• **Goal**
Below you will find a set of lines. Repeat them all exactly.

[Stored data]

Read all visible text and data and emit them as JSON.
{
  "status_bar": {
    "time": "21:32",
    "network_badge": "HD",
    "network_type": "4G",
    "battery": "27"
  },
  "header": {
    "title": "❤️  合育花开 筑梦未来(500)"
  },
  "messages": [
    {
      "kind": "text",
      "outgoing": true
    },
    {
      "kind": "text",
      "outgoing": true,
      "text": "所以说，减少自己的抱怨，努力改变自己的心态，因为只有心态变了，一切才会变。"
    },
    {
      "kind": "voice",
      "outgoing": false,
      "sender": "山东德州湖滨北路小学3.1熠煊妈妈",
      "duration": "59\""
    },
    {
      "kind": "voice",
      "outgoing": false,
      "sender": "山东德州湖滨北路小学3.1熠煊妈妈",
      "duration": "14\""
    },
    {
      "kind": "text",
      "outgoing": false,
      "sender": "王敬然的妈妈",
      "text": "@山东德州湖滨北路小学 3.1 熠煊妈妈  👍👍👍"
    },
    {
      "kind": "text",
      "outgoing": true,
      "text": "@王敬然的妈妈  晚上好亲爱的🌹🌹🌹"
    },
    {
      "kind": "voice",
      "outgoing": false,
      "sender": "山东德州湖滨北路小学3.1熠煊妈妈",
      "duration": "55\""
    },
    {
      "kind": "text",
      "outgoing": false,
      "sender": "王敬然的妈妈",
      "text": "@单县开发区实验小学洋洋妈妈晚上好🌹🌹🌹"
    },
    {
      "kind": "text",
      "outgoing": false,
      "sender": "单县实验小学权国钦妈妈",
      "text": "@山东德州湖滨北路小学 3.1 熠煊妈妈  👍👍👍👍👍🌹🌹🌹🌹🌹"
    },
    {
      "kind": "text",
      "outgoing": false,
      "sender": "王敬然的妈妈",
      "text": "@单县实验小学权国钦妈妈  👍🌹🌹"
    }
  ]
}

• **The response**
Read all visible text and data and emit them as JSON.
{
  "status_bar": {
    "time": "21:32",
    "network_badge": "HD",
    "network_type": "4G",
    "battery": "27"
  },
  "header": {
    "title": "❤️  合育花开 筑梦未来(500)"
  },
  "messages": [
    {
      "kind": "text",
      "outgoing": true
    },
    {
      "kind": "text",
      "outgoing": true,
      "text": "所以说，减少自己的抱怨，努力改变自己的心态，因为只有心态变了，一切才会变。"
    },
    {
      "kind": "voice",
      "outgoing": false,
      "sender": "山东德州湖滨北路小学3.1熠煊妈妈",
      "duration": "59\""
    },
    {
      "kind": "voice",
      "outgoing": false,
      "sender": "山东德州湖滨北路小学3.1熠煊妈妈",
      "duration": "14\""
    },
    {
      "kind": "text",
      "outgoing": false,
      "sender": "王敬然的妈妈",
      "text": "@山东德州湖滨北路小学 3.1 熠煊妈妈  👍👍👍"
    },
    {
      "kind": "text",
      "outgoing": true,
      "text": "@王敬然的妈妈  晚上好亲爱的🌹🌹🌹"
    },
    {
      "kind": "voice",
      "outgoing": false,
      "sender": "山东德州湖滨北路小学3.1熠煊妈妈",
      "duration": "55\""
    },
    {
      "kind": "text",
      "outgoing": false,
      "sender": "王敬然的妈妈",
      "text": "@单县开发区实验小学洋洋妈妈晚上好🌹🌹🌹"
    },
    {
      "kind": "text",
      "outgoing": false,
      "sender": "单县实验小学权国钦妈妈",
      "text": "@山东德州湖滨北路小学 3.1 熠煊妈妈  👍👍👍👍👍🌹🌹🌹🌹🌹"
    },
    {
      "kind": "text",
      "outgoing": false,
      "sender": "王敬然的妈妈",
      "text": "@单县实验小学权国钦妈妈  👍🌹🌹"
    }
  ]
}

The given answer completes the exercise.